(Saved entries)
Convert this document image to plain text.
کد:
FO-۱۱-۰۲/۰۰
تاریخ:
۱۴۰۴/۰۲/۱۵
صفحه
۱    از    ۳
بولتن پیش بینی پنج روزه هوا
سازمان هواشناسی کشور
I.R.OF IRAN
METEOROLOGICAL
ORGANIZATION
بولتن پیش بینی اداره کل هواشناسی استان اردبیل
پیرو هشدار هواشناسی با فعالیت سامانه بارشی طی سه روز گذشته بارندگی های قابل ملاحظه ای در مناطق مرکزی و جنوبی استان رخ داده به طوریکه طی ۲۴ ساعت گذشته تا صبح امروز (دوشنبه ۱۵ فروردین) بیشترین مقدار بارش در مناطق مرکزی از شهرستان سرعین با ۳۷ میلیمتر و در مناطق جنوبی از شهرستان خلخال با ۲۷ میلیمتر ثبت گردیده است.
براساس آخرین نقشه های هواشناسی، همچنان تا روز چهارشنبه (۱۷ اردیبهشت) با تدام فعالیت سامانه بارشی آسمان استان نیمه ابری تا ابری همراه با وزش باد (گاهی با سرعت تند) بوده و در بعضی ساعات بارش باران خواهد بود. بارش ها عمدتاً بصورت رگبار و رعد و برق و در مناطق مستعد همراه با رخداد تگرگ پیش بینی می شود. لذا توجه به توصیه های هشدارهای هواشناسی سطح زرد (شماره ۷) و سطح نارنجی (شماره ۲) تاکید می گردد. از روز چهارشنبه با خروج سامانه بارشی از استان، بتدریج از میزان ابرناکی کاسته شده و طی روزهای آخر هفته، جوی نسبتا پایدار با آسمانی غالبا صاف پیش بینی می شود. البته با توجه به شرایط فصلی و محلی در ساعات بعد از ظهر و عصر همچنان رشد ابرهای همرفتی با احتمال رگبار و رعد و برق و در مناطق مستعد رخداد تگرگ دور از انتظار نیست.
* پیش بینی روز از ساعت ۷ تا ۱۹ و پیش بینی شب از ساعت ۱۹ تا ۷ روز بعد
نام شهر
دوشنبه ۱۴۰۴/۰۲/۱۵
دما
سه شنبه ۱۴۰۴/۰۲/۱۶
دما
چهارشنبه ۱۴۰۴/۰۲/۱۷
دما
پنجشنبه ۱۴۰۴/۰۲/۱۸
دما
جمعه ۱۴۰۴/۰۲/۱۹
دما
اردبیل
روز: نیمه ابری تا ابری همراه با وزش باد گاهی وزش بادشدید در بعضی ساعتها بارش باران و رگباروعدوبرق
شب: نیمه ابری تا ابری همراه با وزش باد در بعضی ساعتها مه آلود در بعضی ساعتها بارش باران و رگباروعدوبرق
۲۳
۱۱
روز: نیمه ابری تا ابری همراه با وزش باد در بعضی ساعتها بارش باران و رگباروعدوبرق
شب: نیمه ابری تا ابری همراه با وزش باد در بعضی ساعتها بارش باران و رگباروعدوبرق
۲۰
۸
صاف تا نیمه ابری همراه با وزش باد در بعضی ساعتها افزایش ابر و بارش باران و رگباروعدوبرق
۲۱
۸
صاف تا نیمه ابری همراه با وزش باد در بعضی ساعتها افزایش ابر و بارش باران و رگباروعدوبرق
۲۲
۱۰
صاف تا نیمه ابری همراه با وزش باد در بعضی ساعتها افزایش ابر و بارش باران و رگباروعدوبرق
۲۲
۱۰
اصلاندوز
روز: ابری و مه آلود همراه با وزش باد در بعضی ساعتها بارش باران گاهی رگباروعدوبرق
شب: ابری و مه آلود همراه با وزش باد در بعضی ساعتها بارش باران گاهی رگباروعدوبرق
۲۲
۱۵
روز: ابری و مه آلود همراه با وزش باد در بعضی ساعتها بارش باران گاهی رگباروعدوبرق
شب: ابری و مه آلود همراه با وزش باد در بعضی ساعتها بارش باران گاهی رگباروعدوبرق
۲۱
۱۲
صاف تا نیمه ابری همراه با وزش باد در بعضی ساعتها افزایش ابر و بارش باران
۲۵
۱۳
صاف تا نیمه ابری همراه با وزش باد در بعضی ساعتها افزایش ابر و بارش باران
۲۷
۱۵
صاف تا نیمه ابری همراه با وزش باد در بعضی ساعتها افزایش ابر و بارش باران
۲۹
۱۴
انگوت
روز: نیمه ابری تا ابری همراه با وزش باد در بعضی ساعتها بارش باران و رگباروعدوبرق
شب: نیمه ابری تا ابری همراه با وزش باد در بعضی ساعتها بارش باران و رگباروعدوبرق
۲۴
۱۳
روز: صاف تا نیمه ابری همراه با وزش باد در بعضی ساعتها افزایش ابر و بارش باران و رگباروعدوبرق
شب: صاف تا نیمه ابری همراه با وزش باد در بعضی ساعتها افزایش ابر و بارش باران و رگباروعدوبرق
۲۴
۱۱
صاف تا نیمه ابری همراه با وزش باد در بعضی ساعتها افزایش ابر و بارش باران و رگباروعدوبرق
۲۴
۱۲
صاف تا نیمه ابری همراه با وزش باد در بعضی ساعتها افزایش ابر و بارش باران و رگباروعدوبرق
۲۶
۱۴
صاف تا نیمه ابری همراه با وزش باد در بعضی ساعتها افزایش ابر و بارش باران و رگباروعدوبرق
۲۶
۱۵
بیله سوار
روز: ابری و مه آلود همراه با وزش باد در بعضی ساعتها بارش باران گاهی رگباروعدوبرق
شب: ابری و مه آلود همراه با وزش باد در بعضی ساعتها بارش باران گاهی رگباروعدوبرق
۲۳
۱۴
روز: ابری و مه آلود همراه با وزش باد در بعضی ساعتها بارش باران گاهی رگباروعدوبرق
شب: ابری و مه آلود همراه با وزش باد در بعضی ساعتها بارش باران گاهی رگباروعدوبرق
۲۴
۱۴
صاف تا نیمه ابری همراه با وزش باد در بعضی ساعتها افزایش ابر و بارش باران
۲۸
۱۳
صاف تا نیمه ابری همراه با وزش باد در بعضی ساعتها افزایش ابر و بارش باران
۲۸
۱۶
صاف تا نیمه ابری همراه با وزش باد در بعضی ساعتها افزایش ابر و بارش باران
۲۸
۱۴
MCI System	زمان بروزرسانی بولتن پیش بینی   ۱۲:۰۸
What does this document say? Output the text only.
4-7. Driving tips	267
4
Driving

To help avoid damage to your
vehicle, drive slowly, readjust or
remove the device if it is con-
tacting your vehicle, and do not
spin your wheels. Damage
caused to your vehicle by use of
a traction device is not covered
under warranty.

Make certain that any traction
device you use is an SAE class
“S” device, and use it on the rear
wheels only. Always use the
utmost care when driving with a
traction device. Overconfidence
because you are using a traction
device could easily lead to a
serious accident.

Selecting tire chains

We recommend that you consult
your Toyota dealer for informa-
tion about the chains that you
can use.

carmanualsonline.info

* JOB *
Reply with one number only: how many lines of the listing hold "دوشنبه"?

* TASK RESPONSE *
2